╭─ Material

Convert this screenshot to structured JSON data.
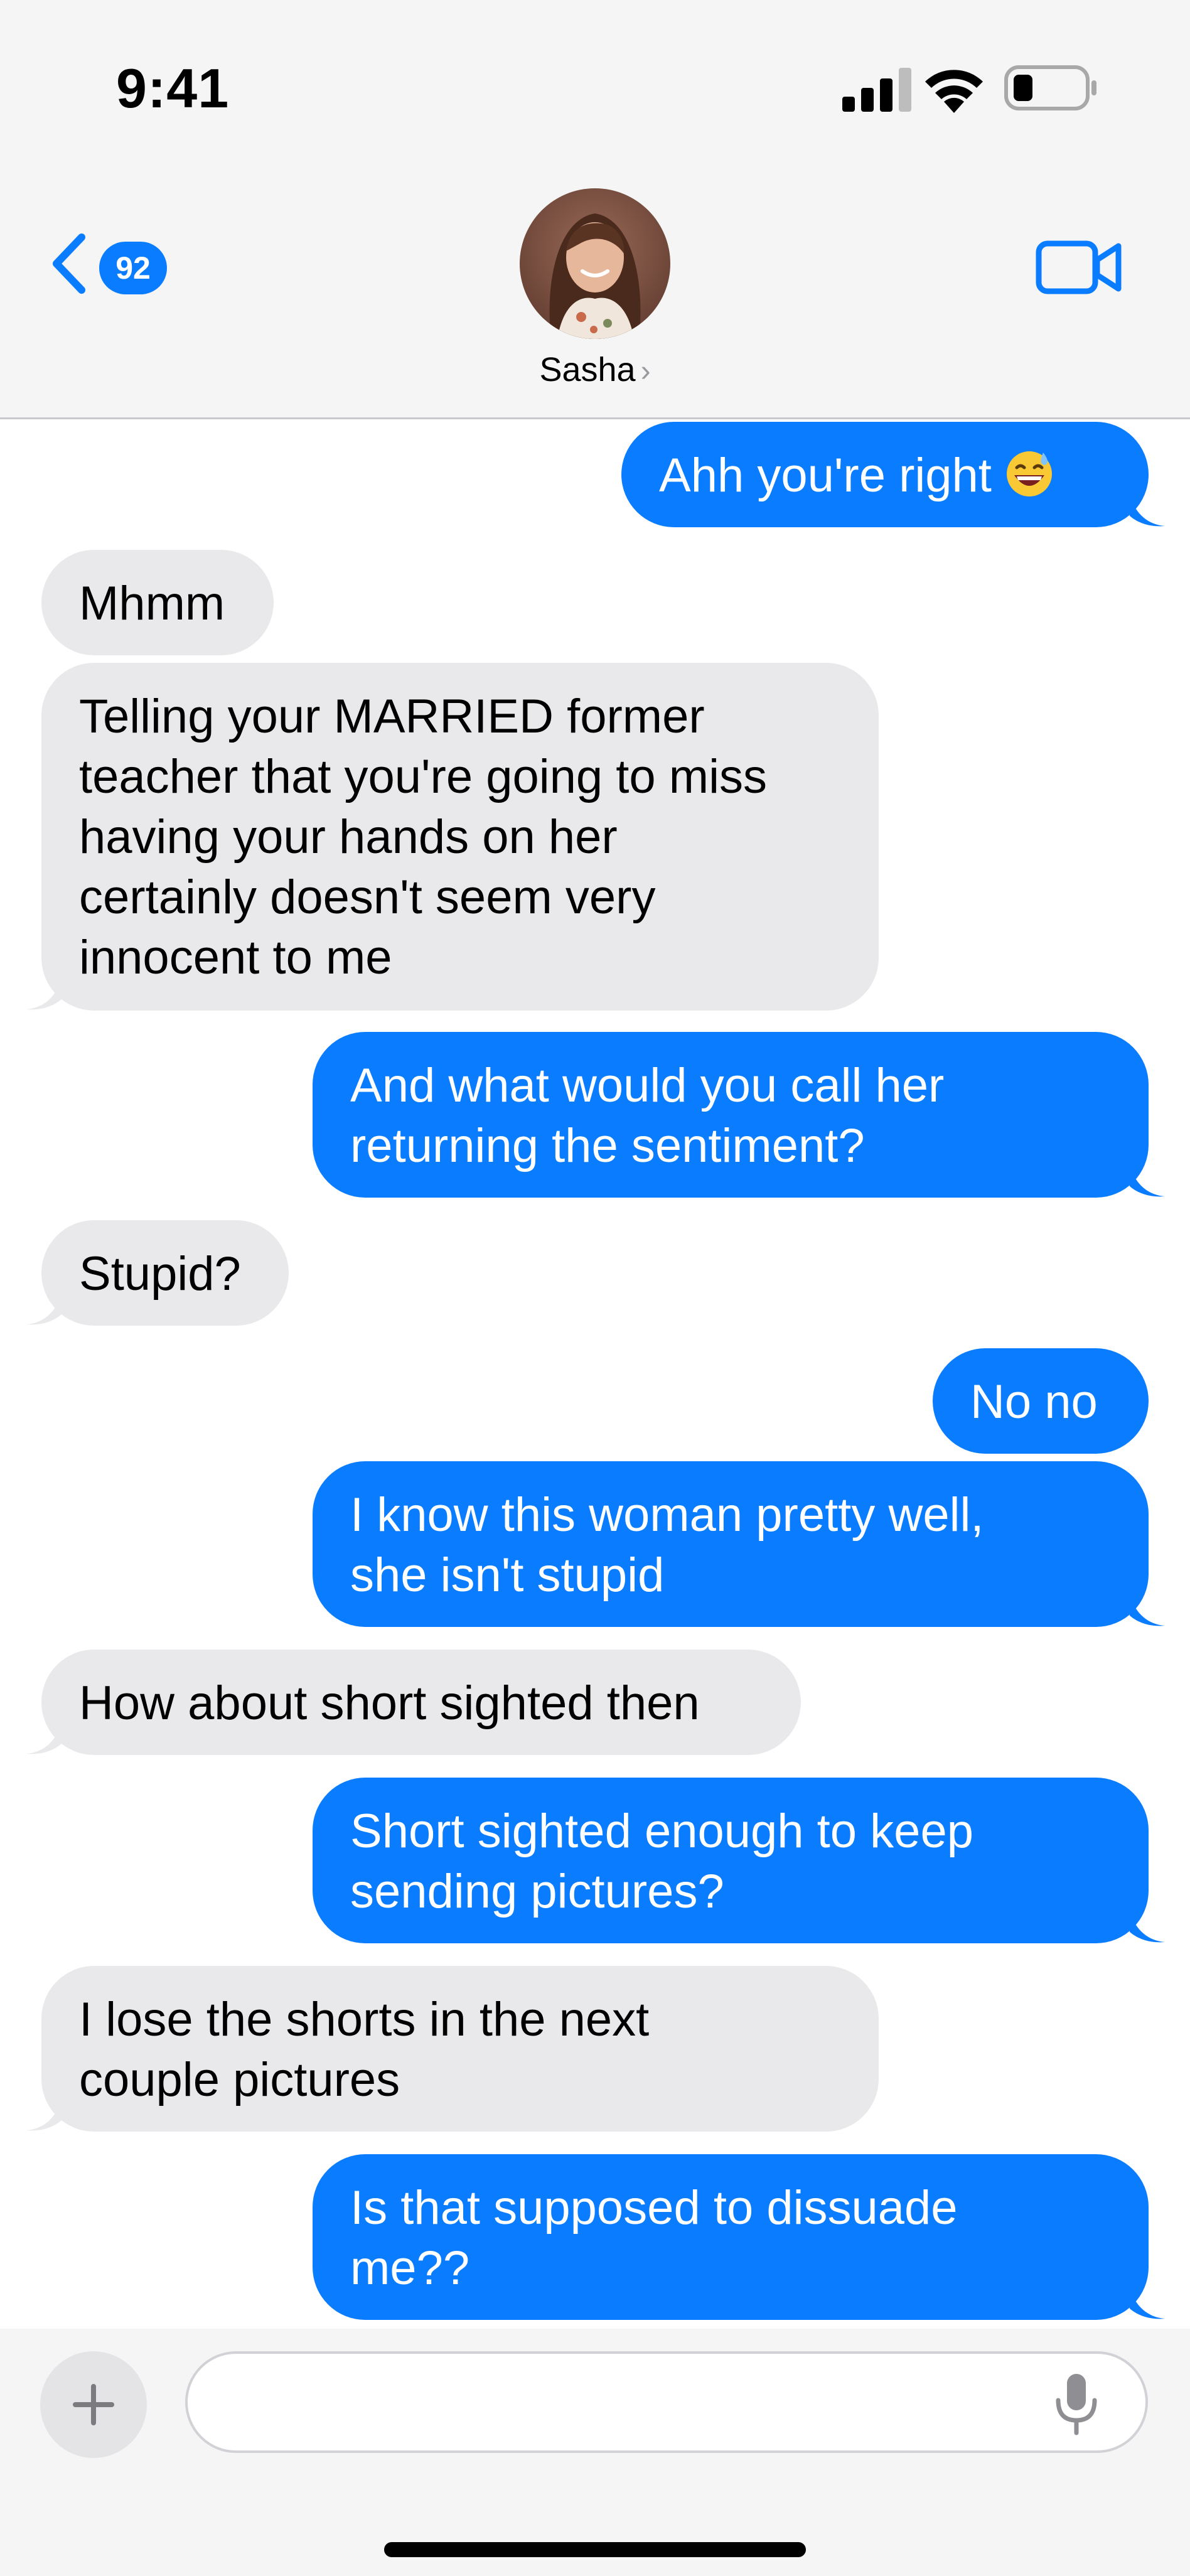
{
  "status_bar": {
    "time": "9:41"
  },
  "header": {
    "back_badge_count": "92",
    "contact_name": "Sasha",
    "contact_chevron": "›",
    "icons": {
      "back": "chevron-left-icon",
      "video": "video-camera-icon"
    }
  },
  "messages": [
    {
      "direction": "sent",
      "lines": [
        "Ahh you're right"
      ],
      "emoji": "grinning-sweat-emoji"
    },
    {
      "direction": "received",
      "lines": [
        "Mhmm"
      ]
    },
    {
      "direction": "received",
      "lines": [
        "Telling your MARRIED former",
        "teacher that you're going to miss",
        "having your hands on her",
        "certainly doesn't seem very",
        "innocent to me"
      ]
    },
    {
      "direction": "sent",
      "lines": [
        "And what would you call her",
        "returning the sentiment?"
      ]
    },
    {
      "direction": "received",
      "lines": [
        "Stupid?"
      ]
    },
    {
      "direction": "sent",
      "lines": [
        "No no"
      ]
    },
    {
      "direction": "sent",
      "lines": [
        "I know this woman pretty well,",
        "she isn't stupid"
      ]
    },
    {
      "direction": "received",
      "lines": [
        "How about short sighted then"
      ]
    },
    {
      "direction": "sent",
      "lines": [
        "Short sighted enough to keep",
        "sending pictures?"
      ]
    },
    {
      "direction": "received",
      "lines": [
        "I lose the shorts in the next",
        "couple pictures"
      ]
    },
    {
      "direction": "sent",
      "lines": [
        "Is that supposed to dissuade",
        "me??"
      ]
    }
  ],
  "input_bar": {
    "placeholder": "",
    "value": ""
  },
  "colors": {
    "sent_bubble": "#0a7cff",
    "received_bubble": "#e9e9eb",
    "accent": "#0a7cff"
  }
}
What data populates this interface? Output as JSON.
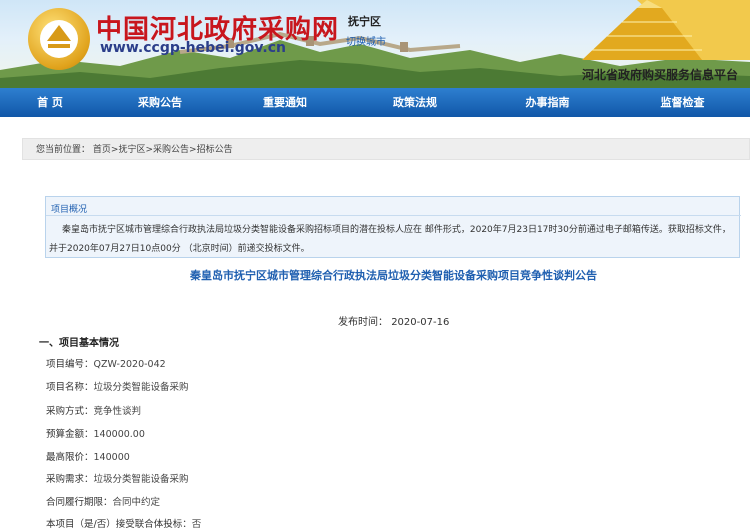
{
  "header": {
    "site_title": "中国河北政府采购网",
    "site_url": "www.ccgp-hebei.gov.cn",
    "region": "抚宁区",
    "switch_city": "切换城市",
    "sub_title": "河北省政府购买服务信息平台"
  },
  "nav": [
    {
      "label": "首 页"
    },
    {
      "label": "采购公告"
    },
    {
      "label": "重要通知"
    },
    {
      "label": "政策法规"
    },
    {
      "label": "办事指南"
    },
    {
      "label": "监督检查"
    }
  ],
  "breadcrumb": {
    "prefix": "您当前位置：",
    "items": [
      "首页",
      "抚宁区",
      "采购公告",
      "招标公告"
    ],
    "separator": ">"
  },
  "overview": {
    "title": "项目概况",
    "text": "秦皇岛市抚宁区城市管理综合行政执法局垃圾分类智能设备采购招标项目的潜在投标人应在 邮件形式，2020年7月23日17时30分前通过电子邮箱传送。获取招标文件，并于2020年07月27日10点00分 （北京时间）前递交投标文件。"
  },
  "notice": {
    "title": "秦皇岛市抚宁区城市管理综合行政执法局垃圾分类智能设备采购项目竞争性谈判公告",
    "publish_label": "发布时间：",
    "publish_date": "2020-07-16",
    "section_title": "一、项目基本情况"
  },
  "fields": [
    {
      "label": "项目编号：",
      "value": "QZW-2020-042"
    },
    {
      "label": "项目名称：",
      "value": "垃圾分类智能设备采购"
    },
    {
      "label": "采购方式：",
      "value": "竞争性谈判"
    },
    {
      "label": "预算金额：",
      "value": "140000.00"
    },
    {
      "label": "最高限价：",
      "value": "140000"
    },
    {
      "label": "采购需求：",
      "value": "垃圾分类智能设备采购"
    },
    {
      "label": "合同履行期限：",
      "value": "合同中约定"
    },
    {
      "label": "本项目（是/否）接受联合体投标：",
      "value": "否"
    }
  ],
  "colors": {
    "nav_bg": "#1a66b8",
    "title_red": "#c8161d",
    "link_blue": "#1f5fb0"
  }
}
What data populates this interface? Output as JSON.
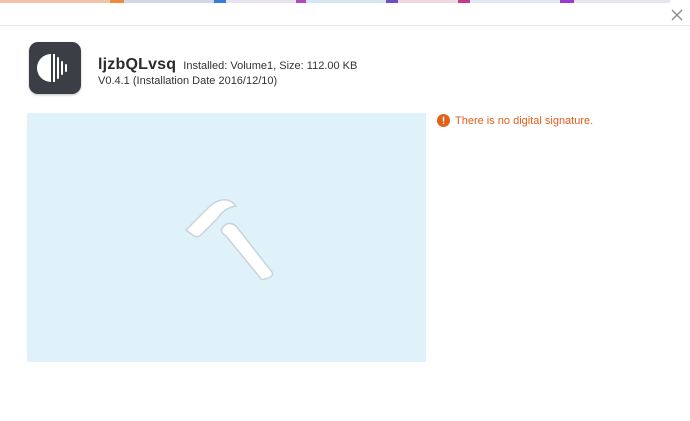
{
  "window": {
    "close_icon": "close-icon"
  },
  "app": {
    "icon": "audio-waveform-app-icon",
    "name": "ljzbQLvsq",
    "install_info": "Installed: Volume1, Size: 112.00 KB",
    "version_line": "V0.4.1 (Installation Date 2016/12/10)"
  },
  "preview": {
    "placeholder_icon": "hammer-icon",
    "background_color": "#dff2fa"
  },
  "warning": {
    "icon": "warning-icon",
    "text": "There is no digital signature.",
    "color": "#e0601c"
  }
}
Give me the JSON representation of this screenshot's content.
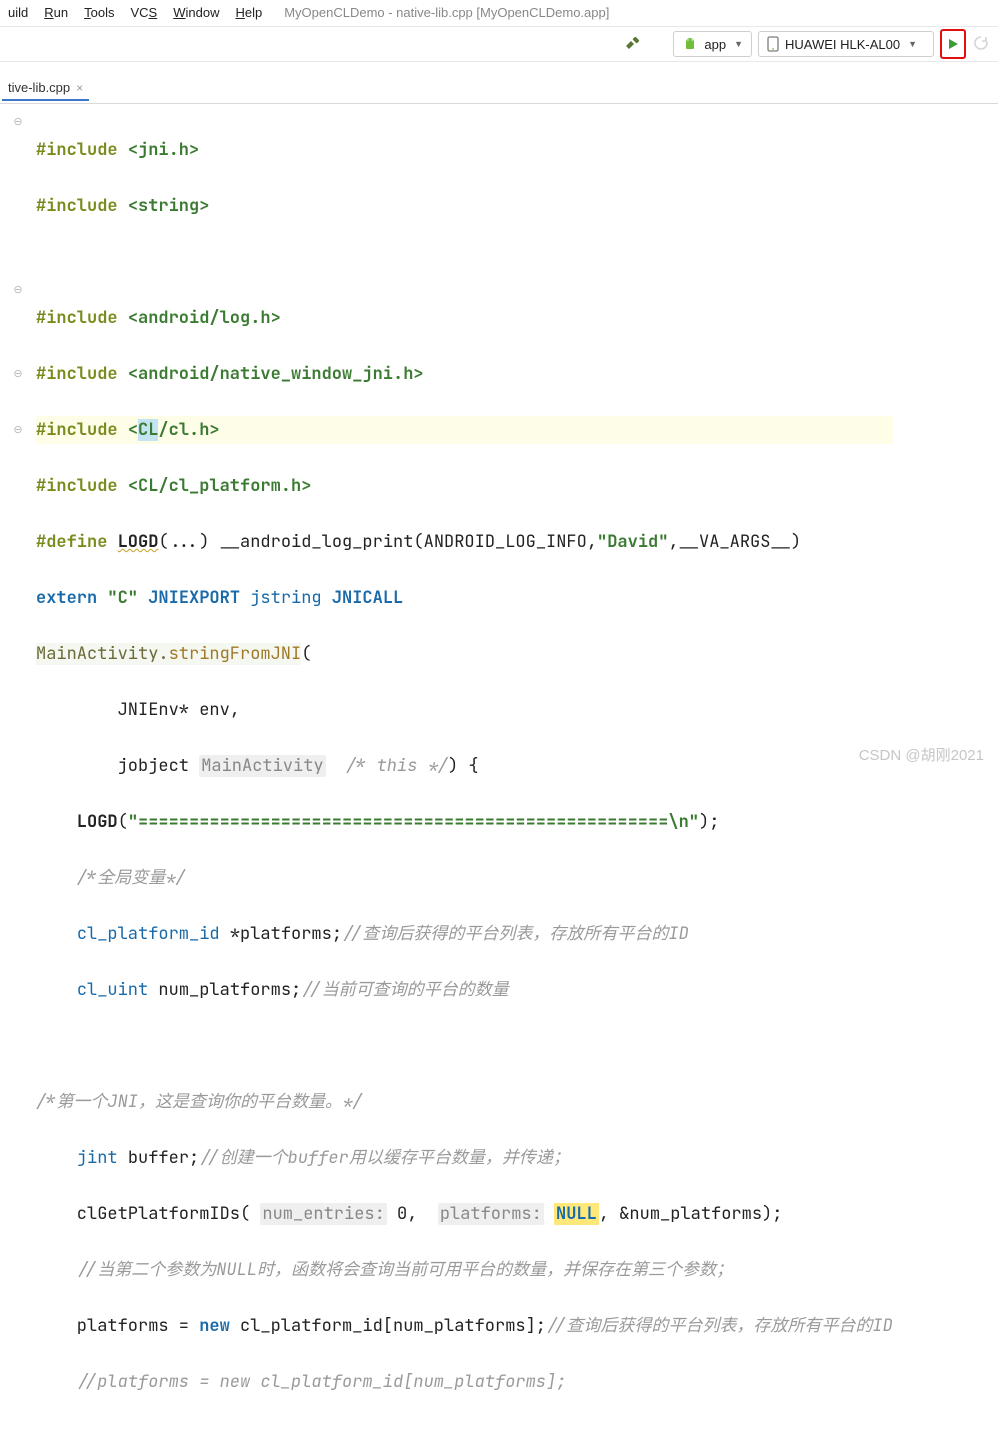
{
  "menu": {
    "items": [
      "uild",
      "Run",
      "Tools",
      "VCS",
      "Window",
      "Help"
    ],
    "title": "MyOpenCLDemo - native-lib.cpp [MyOpenCLDemo.app]"
  },
  "toolbar": {
    "config": "app",
    "device": "HUAWEI HLK-AL00"
  },
  "tab": {
    "name": "tive-lib.cpp"
  },
  "code": {
    "l1a": "#include ",
    "l1b": "<jni.h>",
    "l2a": "#include ",
    "l2b": "<string>",
    "l4a": "#include ",
    "l4b": "<android/log.h>",
    "l5a": "#include ",
    "l5b": "<android/native_window_jni.h>",
    "l6a": "#include ",
    "l6b": "<",
    "l6c": "CL",
    "l6d": "/cl.h>",
    "l7a": "#include ",
    "l7b": "<CL/cl_platform.h>",
    "l8a": "#define ",
    "l8b": "LOGD",
    "l8c": "(...) __android_log_print(ANDROID_LOG_INFO,",
    "l8d": "\"David\"",
    "l8e": ",__VA_ARGS__)",
    "l9a": "extern ",
    "l9b": "\"C\"",
    "l9c": " JNIEXPORT ",
    "l9d": "jstring ",
    "l9e": "JNICALL",
    "l10a": "MainActivity.",
    "l10b": "stringFromJNI",
    "l10c": "(",
    "l11": "        JNIEnv* env,",
    "l12a": "        jobject ",
    "l12b": "MainActivity",
    "l12c": "  /* this */",
    "l12d": ") {",
    "l13a": "    LOGD",
    "l13b": "(",
    "l13c": "\"====================================================\\n\"",
    "l13d": ");",
    "l14": "    /*全局变量*/",
    "l15a": "    ",
    "l15b": "cl_platform_id",
    "l15c": " *platforms;",
    "l15d": "//查询后获得的平台列表，存放所有平台的ID",
    "l16a": "    ",
    "l16b": "cl_uint",
    "l16c": " num_platforms;",
    "l16d": "//当前可查询的平台的数量",
    "l18": "/*第一个JNI，这是查询你的平台数量。*/",
    "l19a": "    ",
    "l19b": "jint",
    "l19c": " buffer;",
    "l19d": "//创建一个buffer用以缓存平台数量，并传递；",
    "l20a": "    clGetPlatformIDs( ",
    "l20b": "num_entries:",
    "l20c": " 0,  ",
    "l20d": "platforms:",
    "l20e": " ",
    "l20f": "NULL",
    "l20g": ", &num_platforms);",
    "l21": "    //当第二个参数为NULL时，函数将会查询当前可用平台的数量，并保存在第三个参数；",
    "l22a": "    platforms = ",
    "l22b": "new",
    "l22c": " cl_platform_id[num_platforms];",
    "l22d": "//查询后获得的平台列表，存放所有平台的ID",
    "l23": "    //platforms = new cl_platform_id[num_platforms];"
  },
  "watermark": "CSDN @胡刚2021"
}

╰─

Direction -
Gather all the lines that include the word "screenshot" and copy them out.

Solution to this exercise -
Convert this screenshot to structured JSON data.
Give me the JSON representation of this screenshot's content.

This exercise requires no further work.